■ **PROBLEM STATEMENT**
Produce an exact copy of all the records.

■ **ENTRIES SUPPLIED**
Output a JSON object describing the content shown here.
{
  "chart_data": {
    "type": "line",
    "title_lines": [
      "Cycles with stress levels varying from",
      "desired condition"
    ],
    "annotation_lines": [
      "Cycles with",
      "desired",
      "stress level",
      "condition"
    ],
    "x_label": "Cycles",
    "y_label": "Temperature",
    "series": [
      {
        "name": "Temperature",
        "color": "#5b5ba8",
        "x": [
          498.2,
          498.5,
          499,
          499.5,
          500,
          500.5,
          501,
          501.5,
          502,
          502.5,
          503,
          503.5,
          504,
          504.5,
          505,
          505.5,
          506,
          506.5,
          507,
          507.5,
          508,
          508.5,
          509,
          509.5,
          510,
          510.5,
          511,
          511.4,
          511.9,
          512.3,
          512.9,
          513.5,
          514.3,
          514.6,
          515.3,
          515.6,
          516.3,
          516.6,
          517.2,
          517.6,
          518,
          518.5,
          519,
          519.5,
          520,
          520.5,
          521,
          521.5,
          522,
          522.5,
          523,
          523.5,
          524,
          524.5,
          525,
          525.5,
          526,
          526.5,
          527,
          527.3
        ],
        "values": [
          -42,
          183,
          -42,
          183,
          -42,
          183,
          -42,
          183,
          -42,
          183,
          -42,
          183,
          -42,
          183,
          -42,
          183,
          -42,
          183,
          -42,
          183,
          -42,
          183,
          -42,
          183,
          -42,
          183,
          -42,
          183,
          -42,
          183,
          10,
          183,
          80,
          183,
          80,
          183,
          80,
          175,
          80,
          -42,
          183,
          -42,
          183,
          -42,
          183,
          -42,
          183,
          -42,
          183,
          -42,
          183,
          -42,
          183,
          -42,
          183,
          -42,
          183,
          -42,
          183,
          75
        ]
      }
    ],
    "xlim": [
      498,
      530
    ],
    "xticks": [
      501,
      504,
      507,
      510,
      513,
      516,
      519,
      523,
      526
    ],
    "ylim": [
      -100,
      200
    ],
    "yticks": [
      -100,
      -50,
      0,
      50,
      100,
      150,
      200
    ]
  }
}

■ **SOLUTION TO THE EXERCISE**
Output a JSON object describing the content shown here.
{
  "chart_data": {
    "type": "line",
    "title_lines": [
      "Cycles with stress levels varying from",
      "desired condition"
    ],
    "annotation_lines": [
      "Cycles with",
      "desired",
      "stress level",
      "condition"
    ],
    "x_label": "Cycles",
    "y_label": "Temperature",
    "series": [
      {
        "name": "Temperature",
        "color": "#5b5ba8",
        "x": [
          498.2,
          498.5,
          499,
          499.5,
          500,
          500.5,
          501,
          501.5,
          502,
          502.5,
          503,
          503.5,
          504,
          504.5,
          505,
          505.5,
          506,
          506.5,
          507,
          507.5,
          508,
          508.5,
          509,
          509.5,
          510,
          510.5,
          511,
          511.4,
          511.9,
          512.3,
          512.9,
          513.5,
          514.3,
          514.6,
          515.3,
          515.6,
          516.3,
          516.6,
          517.2,
          517.6,
          518,
          518.5,
          519,
          519.5,
          520,
          520.5,
          521,
          521.5,
          522,
          522.5,
          523,
          523.5,
          524,
          524.5,
          525,
          525.5,
          526,
          526.5,
          527,
          527.3
        ],
        "values": [
          -42,
          183,
          -42,
          183,
          -42,
          183,
          -42,
          183,
          -42,
          183,
          -42,
          183,
          -42,
          183,
          -42,
          183,
          -42,
          183,
          -42,
          183,
          -42,
          183,
          -42,
          183,
          -42,
          183,
          -42,
          183,
          -42,
          183,
          10,
          183,
          80,
          183,
          80,
          183,
          80,
          175,
          80,
          -42,
          183,
          -42,
          183,
          -42,
          183,
          -42,
          183,
          -42,
          183,
          -42,
          183,
          -42,
          183,
          -42,
          183,
          -42,
          183,
          -42,
          183,
          75
        ]
      }
    ],
    "xlim": [
      498,
      530
    ],
    "xticks": [
      501,
      504,
      507,
      510,
      513,
      516,
      519,
      523,
      526
    ],
    "ylim": [
      -100,
      200
    ],
    "yticks": [
      -100,
      -50,
      0,
      50,
      100,
      150,
      200
    ]
  }
}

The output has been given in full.